__What is needed__
Go through the entries below and retype them exactly, omitting each picture.

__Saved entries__
>> Start

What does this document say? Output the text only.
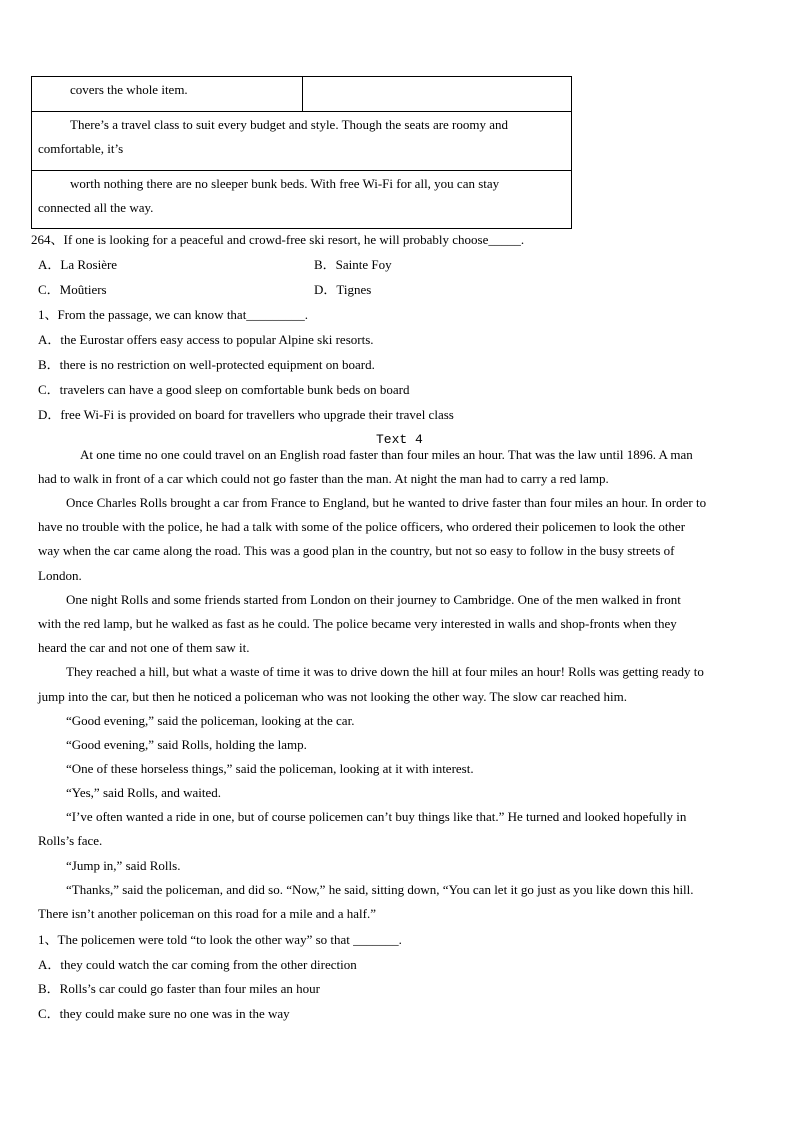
covers the whole item.
There’s a travel class to suit every budget and style. Though the seats are roomy and
comfortable, it’s
worth nothing there are no sleeper bunk beds. With free Wi-Fi for all, you can stay
connected all the way.
264、If one is looking for a peaceful and crowd-free ski resort, he will probably choose_____.
A．La Rosière	B．Sainte Foy
C．Moûtiers	D．Tignes
1、From the passage, we can know that_________.
A．the Eurostar offers easy access to popular Alpine ski resorts.
B．there is no restriction on well-protected equipment on board.
C．travelers can have a good sleep on comfortable bunk beds on board
D．free Wi-Fi is provided on board for travellers who upgrade their travel class
Text 4
At one time no one could travel on an English road faster than four miles an hour. That was the law until 1896. A man
had to walk in front of a car which could not go faster than the man. At night the man had to carry a red lamp.
Once Charles Rolls brought a car from France to England, but he wanted to drive faster than four miles an hour. In order to
have no trouble with the police, he had a talk with some of the police officers, who ordered their policemen to look the other
way when the car came along the road. This was a good plan in the country, but not so easy to follow in the busy streets of
London.
One night Rolls and some friends started from London on their journey to Cambridge. One of the men walked in front
with the red lamp, but he walked as fast as he could. The police became very interested in walls and shop-fronts when they
heard the car and not one of them saw it.
They reached a hill, but what a waste of time it was to drive down the hill at four miles an hour! Rolls was getting ready to
jump into the car, but then he noticed a policeman who was not looking the other way. The slow car reached him.
“Good evening,” said the policeman, looking at the car.
“Good evening,” said Rolls, holding the lamp.
“One of these horseless things,” said the policeman, looking at it with interest.
“Yes,” said Rolls, and waited.
“I’ve often wanted a ride in one, but of course policemen can’t buy things like that.” He turned and looked hopefully in
Rolls’s face.
“Jump in,” said Rolls.
“Thanks,” said the policeman, and did so. “Now,” he said, sitting down, “You can let it go just as you like down this hill.
There isn’t another policeman on this road for a mile and a half.”
1、The policemen were told “to look the other way” so that _______.
A．they could watch the car coming from the other direction
B．Rolls’s car could go faster than four miles an hour
C．they could make sure no one was in the way
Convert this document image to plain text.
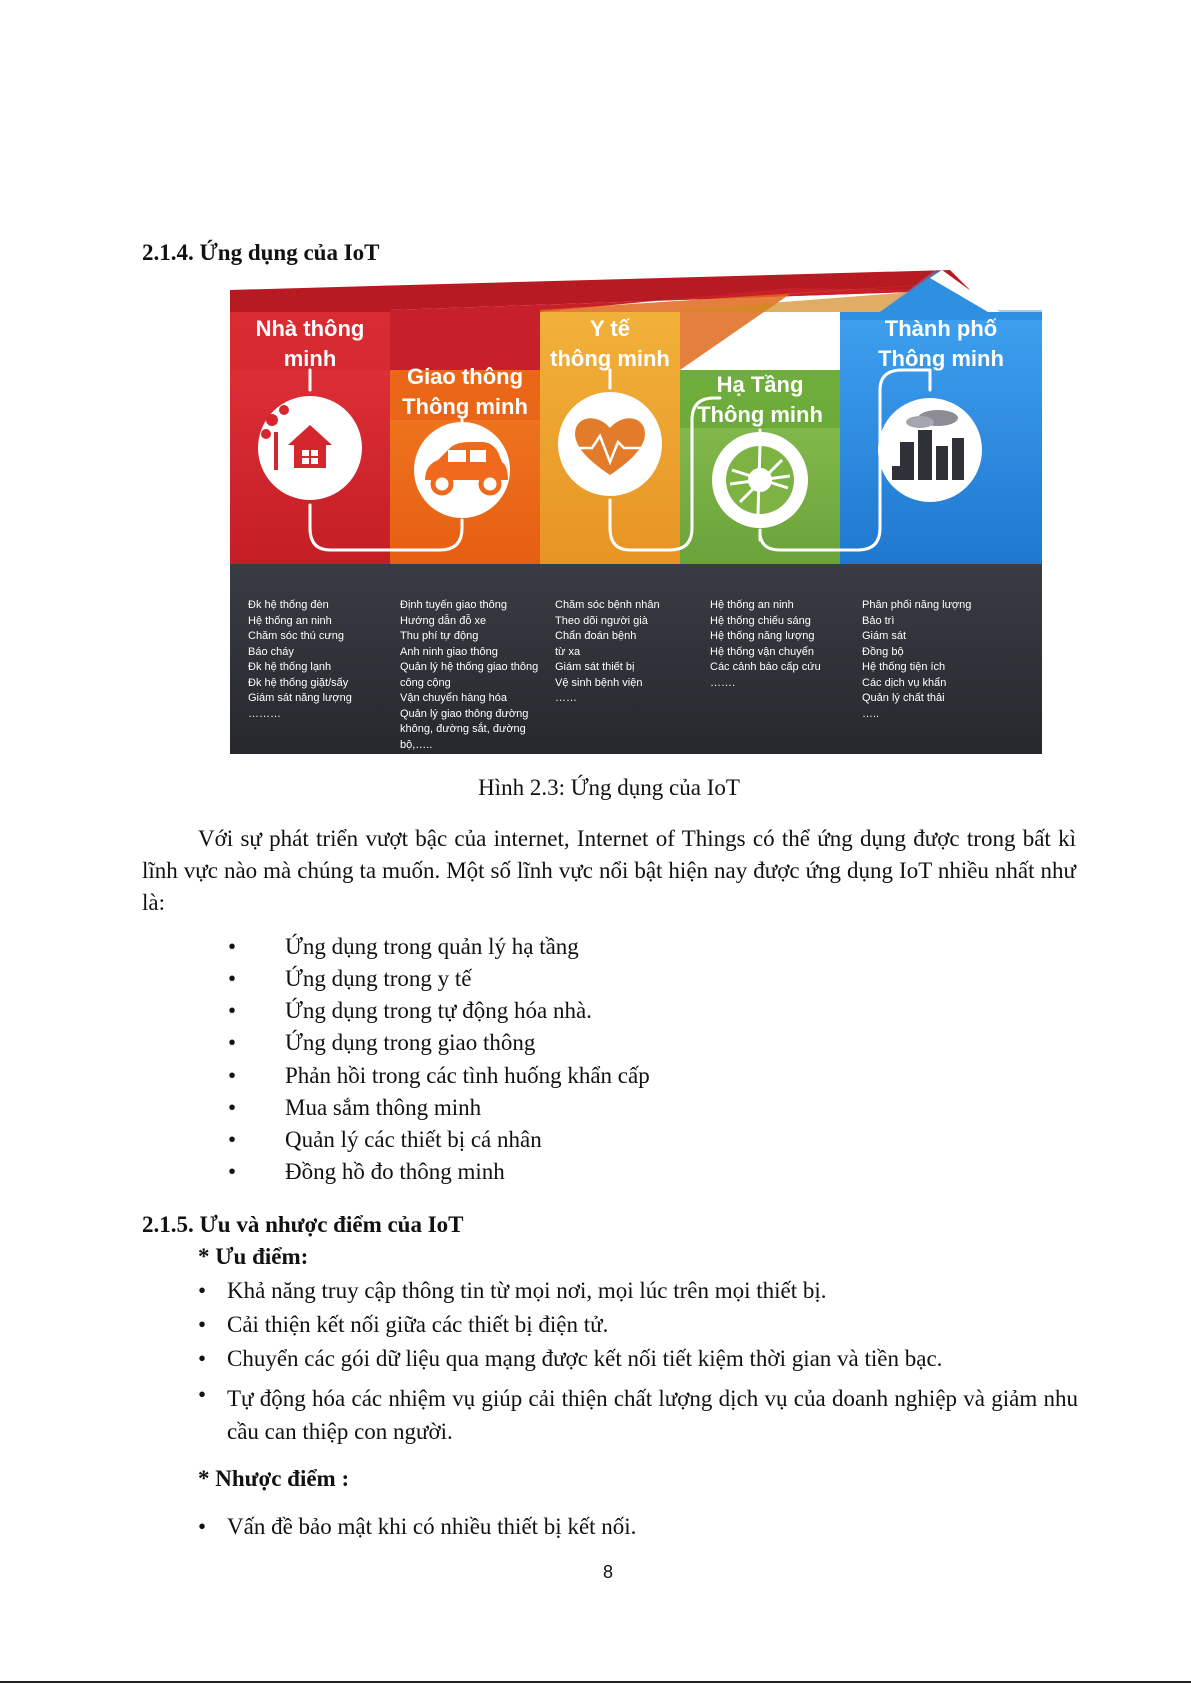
2.1.4. Ứng dụng của IoT
Nhà thông
minh
Giao thông
Thông minh
Y tế
thông minh
Hạ Tầng
Thông minh
Thành phố
Thông minh
Đk hệ thống đèn
Hệ thống an ninh
Chăm sóc thú cưng
Báo cháy
Đk hệ thống lạnh
Đk hệ thống giặt/sấy
Giám sát năng lượng
………
Định tuyến giao thông
Hướng dẫn đỗ xe
Thu phí tự động
Anh ninh giao thông
Quản lý hệ thống giao thông
công cộng
Vận chuyển hàng hóa
Quản lý giao thông đường
không, đường sắt, đường
bộ,…..
Chăm sóc bệnh nhân
Theo dõi người già
Chẩn đoán bệnh
từ xa
Giám sát thiết bị
Vệ sinh bệnh viện
……
Hệ thống an ninh
Hệ thống chiếu sáng
Hệ thống năng lượng
Hệ thống vận chuyển
Các cảnh báo cấp cứu
…….
Phân phối năng lượng
Bảo trì
Giám sát
Đồng bộ
Hệ thống tiện ích
Các dịch vụ khẩn
Quản lý chất thải
…..
Hình 2.3: Ứng dụng của IoT
Với sự phát triển vượt bậc của internet, Internet of Things có thể ứng dụng được trong bất kì lĩnh vực nào mà chúng ta muốn. Một số lĩnh vực nổi bật hiện nay được ứng dụng IoT nhiều nhất như là:
• Ứng dụng trong quản lý hạ tầng
• Ứng dụng trong y tế
• Ứng dụng trong tự động hóa nhà.
• Ứng dụng trong giao thông
• Phản hồi trong các tình huống khẩn cấp
• Mua sắm thông minh
• Quản lý các thiết bị cá nhân
• Đồng hồ đo thông minh
2.1.5. Ưu và nhược điểm của IoT
* Ưu điểm:
• Khả năng truy cập thông tin từ mọi nơi, mọi lúc trên mọi thiết bị.
• Cải thiện kết nối giữa các thiết bị điện tử.
• Chuyển các gói dữ liệu qua mạng được kết nối tiết kiệm thời gian và tiền bạc.
• Tự động hóa các nhiệm vụ giúp cải thiện chất lượng dịch vụ của doanh nghiệp và giảm nhu cầu can thiệp con người.
* Nhược điểm :
• Vấn đề bảo mật khi có nhiều thiết bị kết nối.
8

>> End

__Solution to this task__
What does this document say? Output the text only.
covers the whole item.
There’s a travel class to suit every budget and style. Though the seats are roomy and
comfortable, it’s
worth nothing there are no sleeper bunk beds. With free Wi-Fi for all, you can stay
connected all the way.
264、If one is looking for a peaceful and crowd-free ski resort, he will probably choose_____.
A．La Rosière	B．Sainte Foy
C．Moûtiers	D．Tignes
1、From the passage, we can know that_________.
A．the Eurostar offers easy access to popular Alpine ski resorts.
B．there is no restriction on well-protected equipment on board.
C．travelers can have a good sleep on comfortable bunk beds on board
D．free Wi-Fi is provided on board for travellers who upgrade their travel class
Text 4
At one time no one could travel on an English road faster than four miles an hour. That was the law until 1896. A man
had to walk in front of a car which could not go faster than the man. At night the man had to carry a red lamp.
Once Charles Rolls brought a car from France to England, but he wanted to drive faster than four miles an hour. In order to
have no trouble with the police, he had a talk with some of the police officers, who ordered their policemen to look the other
way when the car came along the road. This was a good plan in the country, but not so easy to follow in the busy streets of
London.
One night Rolls and some friends started from London on their journey to Cambridge. One of the men walked in front
with the red lamp, but he walked as fast as he could. The police became very interested in walls and shop-fronts when they
heard the car and not one of them saw it.
They reached a hill, but what a waste of time it was to drive down the hill at four miles an hour! Rolls was getting ready to
jump into the car, but then he noticed a policeman who was not looking the other way. The slow car reached him.
“Good evening,” said the policeman, looking at the car.
“Good evening,” said Rolls, holding the lamp.
“One of these horseless things,” said the policeman, looking at it with interest.
“Yes,” said Rolls, and waited.
“I’ve often wanted a ride in one, but of course policemen can’t buy things like that.” He turned and looked hopefully in
Rolls’s face.
“Jump in,” said Rolls.
“Thanks,” said the policeman, and did so. “Now,” he said, sitting down, “You can let it go just as you like down this hill.
There isn’t another policeman on this road for a mile and a half.”
1、The policemen were told “to look the other way” so that _______.
A．they could watch the car coming from the other direction
B．Rolls’s car could go faster than four miles an hour
C．they could make sure no one was in the way
Convert this document image to plain text.
2.1.4. Ứng dụng của IoT
Nhà thông
minh
Giao thông
Thông minh
Y tế
thông minh
Hạ Tầng
Thông minh
Thành phố
Thông minh
Đk hệ thống đèn
Hệ thống an ninh
Chăm sóc thú cưng
Báo cháy
Đk hệ thống lạnh
Đk hệ thống giặt/sấy
Giám sát năng lượng
………
Định tuyến giao thông
Hướng dẫn đỗ xe
Thu phí tự động
Anh ninh giao thông
Quản lý hệ thống giao thông
công cộng
Vận chuyển hàng hóa
Quản lý giao thông đường
không, đường sắt, đường
bộ,…..
Chăm sóc bệnh nhân
Theo dõi người già
Chẩn đoán bệnh
từ xa
Giám sát thiết bị
Vệ sinh bệnh viện
……
Hệ thống an ninh
Hệ thống chiếu sáng
Hệ thống năng lượng
Hệ thống vận chuyển
Các cảnh báo cấp cứu
…….
Phân phối năng lượng
Bảo trì
Giám sát
Đồng bộ
Hệ thống tiện ích
Các dịch vụ khẩn
Quản lý chất thải
…..
Hình 2.3: Ứng dụng của IoT
Với sự phát triển vượt bậc của internet, Internet of Things có thể ứng dụng được trong bất kì lĩnh vực nào mà chúng ta muốn. Một số lĩnh vực nổi bật hiện nay được ứng dụng IoT nhiều nhất như là:
• Ứng dụng trong quản lý hạ tầng
• Ứng dụng trong y tế
• Ứng dụng trong tự động hóa nhà.
• Ứng dụng trong giao thông
• Phản hồi trong các tình huống khẩn cấp
• Mua sắm thông minh
• Quản lý các thiết bị cá nhân
• Đồng hồ đo thông minh
2.1.5. Ưu và nhược điểm của IoT
* Ưu điểm:
• Khả năng truy cập thông tin từ mọi nơi, mọi lúc trên mọi thiết bị.
• Cải thiện kết nối giữa các thiết bị điện tử.
• Chuyển các gói dữ liệu qua mạng được kết nối tiết kiệm thời gian và tiền bạc.
• Tự động hóa các nhiệm vụ giúp cải thiện chất lượng dịch vụ của doanh nghiệp và giảm nhu cầu can thiệp con người.
* Nhược điểm :
• Vấn đề bảo mật khi có nhiều thiết bị kết nối.
8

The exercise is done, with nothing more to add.